▸ EXERCISE PROMPT
Each record is to be printed again precisely as it reads.

▸ MATERIALS PROVIDED
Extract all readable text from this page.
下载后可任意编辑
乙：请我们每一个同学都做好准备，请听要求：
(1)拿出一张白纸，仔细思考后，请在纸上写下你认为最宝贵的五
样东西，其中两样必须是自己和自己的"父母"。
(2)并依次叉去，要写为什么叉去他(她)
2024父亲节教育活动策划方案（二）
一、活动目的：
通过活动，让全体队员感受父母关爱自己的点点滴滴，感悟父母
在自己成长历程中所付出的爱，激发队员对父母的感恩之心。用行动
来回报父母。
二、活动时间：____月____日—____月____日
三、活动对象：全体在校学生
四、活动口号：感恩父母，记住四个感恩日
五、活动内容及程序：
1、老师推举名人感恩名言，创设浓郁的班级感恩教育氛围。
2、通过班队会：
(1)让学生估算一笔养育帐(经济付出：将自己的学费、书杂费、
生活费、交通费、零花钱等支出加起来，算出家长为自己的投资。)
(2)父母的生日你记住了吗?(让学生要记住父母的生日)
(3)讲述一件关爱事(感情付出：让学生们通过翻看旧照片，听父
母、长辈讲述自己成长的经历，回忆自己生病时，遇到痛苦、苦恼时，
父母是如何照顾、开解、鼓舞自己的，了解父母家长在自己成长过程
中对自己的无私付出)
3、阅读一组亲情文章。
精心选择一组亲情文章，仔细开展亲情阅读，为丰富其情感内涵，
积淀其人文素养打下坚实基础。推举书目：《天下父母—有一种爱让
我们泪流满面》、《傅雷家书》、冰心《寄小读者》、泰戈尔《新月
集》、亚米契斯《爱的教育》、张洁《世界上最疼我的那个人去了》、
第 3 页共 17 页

▸ ANSWER FOR THIS EXERCISE
Extract all readable text from this page.
下载后可任意编辑
乙：请我们每一个同学都做好准备，请听要求：
(1)拿出一张白纸，仔细思考后，请在纸上写下你认为最宝贵的五
样东西，其中两样必须是自己和自己的"父母"。
(2)并依次叉去，要写为什么叉去他(她)
2024父亲节教育活动策划方案（二）
一、活动目的：
通过活动，让全体队员感受父母关爱自己的点点滴滴，感悟父母
在自己成长历程中所付出的爱，激发队员对父母的感恩之心。用行动
来回报父母。
二、活动时间：____月____日—____月____日
三、活动对象：全体在校学生
四、活动口号：感恩父母，记住四个感恩日
五、活动内容及程序：
1、老师推举名人感恩名言，创设浓郁的班级感恩教育氛围。
2、通过班队会：
(1)让学生估算一笔养育帐(经济付出：将自己的学费、书杂费、
生活费、交通费、零花钱等支出加起来，算出家长为自己的投资。)
(2)父母的生日你记住了吗?(让学生要记住父母的生日)
(3)讲述一件关爱事(感情付出：让学生们通过翻看旧照片，听父
母、长辈讲述自己成长的经历，回忆自己生病时，遇到痛苦、苦恼时，
父母是如何照顾、开解、鼓舞自己的，了解父母家长在自己成长过程
中对自己的无私付出)
3、阅读一组亲情文章。
精心选择一组亲情文章，仔细开展亲情阅读，为丰富其情感内涵，
积淀其人文素养打下坚实基础。推举书目：《天下父母—有一种爱让
我们泪流满面》、《傅雷家书》、冰心《寄小读者》、泰戈尔《新月
集》、亚米契斯《爱的教育》、张洁《世界上最疼我的那个人去了》、
第 3 页共 17 页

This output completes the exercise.